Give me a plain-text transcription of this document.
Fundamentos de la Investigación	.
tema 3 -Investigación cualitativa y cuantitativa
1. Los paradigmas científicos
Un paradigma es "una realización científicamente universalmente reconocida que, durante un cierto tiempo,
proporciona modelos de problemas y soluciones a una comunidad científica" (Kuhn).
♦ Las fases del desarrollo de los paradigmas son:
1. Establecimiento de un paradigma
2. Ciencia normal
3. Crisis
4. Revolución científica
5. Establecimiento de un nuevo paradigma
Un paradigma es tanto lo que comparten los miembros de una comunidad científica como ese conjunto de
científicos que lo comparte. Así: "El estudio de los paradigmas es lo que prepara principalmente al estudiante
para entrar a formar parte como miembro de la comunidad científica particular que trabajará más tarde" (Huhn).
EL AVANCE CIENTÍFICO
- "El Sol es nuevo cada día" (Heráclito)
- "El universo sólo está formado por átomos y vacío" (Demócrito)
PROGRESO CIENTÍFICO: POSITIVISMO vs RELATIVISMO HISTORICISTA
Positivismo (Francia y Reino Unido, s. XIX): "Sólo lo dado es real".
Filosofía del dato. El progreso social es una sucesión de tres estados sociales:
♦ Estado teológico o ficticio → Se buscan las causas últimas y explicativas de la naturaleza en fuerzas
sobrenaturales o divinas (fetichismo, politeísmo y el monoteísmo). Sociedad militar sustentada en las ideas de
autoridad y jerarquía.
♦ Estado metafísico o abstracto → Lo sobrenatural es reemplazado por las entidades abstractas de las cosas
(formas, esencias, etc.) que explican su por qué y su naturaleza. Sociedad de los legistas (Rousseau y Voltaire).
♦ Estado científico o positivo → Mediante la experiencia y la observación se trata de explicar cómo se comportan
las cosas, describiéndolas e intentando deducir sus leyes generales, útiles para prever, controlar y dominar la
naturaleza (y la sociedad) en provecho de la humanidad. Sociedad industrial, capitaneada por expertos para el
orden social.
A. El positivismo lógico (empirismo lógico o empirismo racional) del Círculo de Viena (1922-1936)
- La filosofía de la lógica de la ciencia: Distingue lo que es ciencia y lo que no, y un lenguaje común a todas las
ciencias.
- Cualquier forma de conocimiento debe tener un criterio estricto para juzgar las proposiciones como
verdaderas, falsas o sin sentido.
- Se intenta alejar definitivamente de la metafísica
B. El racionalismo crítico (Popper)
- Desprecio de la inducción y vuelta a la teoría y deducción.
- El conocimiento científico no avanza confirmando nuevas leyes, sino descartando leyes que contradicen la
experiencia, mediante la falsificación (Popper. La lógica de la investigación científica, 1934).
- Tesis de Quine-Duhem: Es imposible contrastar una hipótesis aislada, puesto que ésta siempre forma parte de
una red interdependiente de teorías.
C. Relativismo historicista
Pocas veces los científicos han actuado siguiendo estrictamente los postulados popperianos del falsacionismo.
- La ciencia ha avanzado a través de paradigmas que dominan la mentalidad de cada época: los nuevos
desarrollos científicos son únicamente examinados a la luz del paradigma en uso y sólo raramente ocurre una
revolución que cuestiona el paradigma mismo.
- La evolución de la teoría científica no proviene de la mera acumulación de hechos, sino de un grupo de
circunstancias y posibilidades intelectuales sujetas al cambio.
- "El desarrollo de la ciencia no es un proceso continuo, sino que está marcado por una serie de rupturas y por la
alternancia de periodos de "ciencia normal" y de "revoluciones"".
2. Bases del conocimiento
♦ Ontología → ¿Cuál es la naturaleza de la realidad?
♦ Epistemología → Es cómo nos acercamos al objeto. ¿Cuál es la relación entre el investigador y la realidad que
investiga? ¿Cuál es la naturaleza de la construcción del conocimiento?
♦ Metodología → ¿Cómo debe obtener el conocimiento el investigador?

DIRECTIVE » The required answer is a single number: the count of lines in the entries that hold the string "leyes".

RESULT » 2